**THE EXERCISE:** Locate the string "June" throughout the material and copy every line in which it occurs.

**Figure dataset records:**
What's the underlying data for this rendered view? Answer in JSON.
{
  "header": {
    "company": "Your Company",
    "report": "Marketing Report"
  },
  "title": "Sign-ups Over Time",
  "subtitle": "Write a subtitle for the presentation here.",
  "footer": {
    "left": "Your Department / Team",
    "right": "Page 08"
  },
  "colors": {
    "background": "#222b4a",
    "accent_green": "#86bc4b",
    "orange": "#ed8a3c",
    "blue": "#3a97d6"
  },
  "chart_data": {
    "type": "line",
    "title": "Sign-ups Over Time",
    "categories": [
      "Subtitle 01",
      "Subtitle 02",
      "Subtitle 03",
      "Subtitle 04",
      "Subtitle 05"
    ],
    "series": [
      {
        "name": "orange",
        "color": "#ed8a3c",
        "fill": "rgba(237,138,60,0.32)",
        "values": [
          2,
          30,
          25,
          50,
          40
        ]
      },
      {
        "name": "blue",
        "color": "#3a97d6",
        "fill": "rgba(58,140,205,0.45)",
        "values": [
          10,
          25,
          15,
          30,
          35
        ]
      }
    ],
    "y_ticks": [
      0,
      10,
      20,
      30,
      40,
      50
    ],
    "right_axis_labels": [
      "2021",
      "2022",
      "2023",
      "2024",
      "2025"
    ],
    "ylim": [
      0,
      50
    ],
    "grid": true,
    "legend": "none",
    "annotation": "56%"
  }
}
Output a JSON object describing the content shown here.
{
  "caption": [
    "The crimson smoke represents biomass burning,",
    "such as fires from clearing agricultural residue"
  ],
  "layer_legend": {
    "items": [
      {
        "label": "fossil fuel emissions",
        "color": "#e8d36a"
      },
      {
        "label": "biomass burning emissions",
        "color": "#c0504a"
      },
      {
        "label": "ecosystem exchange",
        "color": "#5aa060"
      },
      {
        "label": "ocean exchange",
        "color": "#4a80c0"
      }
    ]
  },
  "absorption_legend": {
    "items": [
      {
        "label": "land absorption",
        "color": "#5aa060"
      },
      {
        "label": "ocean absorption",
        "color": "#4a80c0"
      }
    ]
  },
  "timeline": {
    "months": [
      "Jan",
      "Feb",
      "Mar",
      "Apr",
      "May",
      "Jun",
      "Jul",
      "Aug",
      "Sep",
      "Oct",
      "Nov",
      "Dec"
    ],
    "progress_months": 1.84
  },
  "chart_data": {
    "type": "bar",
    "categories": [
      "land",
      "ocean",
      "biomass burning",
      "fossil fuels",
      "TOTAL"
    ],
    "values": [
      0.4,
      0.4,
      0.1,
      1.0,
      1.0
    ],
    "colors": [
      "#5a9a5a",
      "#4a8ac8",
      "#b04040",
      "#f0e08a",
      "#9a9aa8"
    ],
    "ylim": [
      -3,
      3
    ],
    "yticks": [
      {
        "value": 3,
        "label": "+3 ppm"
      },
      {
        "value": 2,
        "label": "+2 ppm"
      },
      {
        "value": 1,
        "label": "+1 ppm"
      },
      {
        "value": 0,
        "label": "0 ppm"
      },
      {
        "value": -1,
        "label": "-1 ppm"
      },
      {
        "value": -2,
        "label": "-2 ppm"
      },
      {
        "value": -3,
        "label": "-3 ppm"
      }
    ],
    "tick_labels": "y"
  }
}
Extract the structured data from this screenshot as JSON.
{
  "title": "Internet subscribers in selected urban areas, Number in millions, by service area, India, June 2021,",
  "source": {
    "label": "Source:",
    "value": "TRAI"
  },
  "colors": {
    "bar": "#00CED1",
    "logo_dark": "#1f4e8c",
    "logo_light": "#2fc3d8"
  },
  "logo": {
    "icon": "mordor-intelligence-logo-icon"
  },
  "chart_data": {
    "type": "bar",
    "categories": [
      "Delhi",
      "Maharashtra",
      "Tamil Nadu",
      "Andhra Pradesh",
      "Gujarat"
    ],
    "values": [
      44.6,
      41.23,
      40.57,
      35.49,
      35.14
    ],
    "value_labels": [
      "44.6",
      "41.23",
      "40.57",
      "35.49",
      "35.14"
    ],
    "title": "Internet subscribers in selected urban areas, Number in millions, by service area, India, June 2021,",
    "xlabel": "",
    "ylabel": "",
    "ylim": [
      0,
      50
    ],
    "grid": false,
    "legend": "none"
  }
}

**RESULT OF THE EXERCISE:**
  "title": "Internet subscribers in selected urban areas, Number in millions, by service area, India, June 2021,",
    "title": "Internet subscribers in selected urban areas, Number in millions, by service area, India, June 2021,",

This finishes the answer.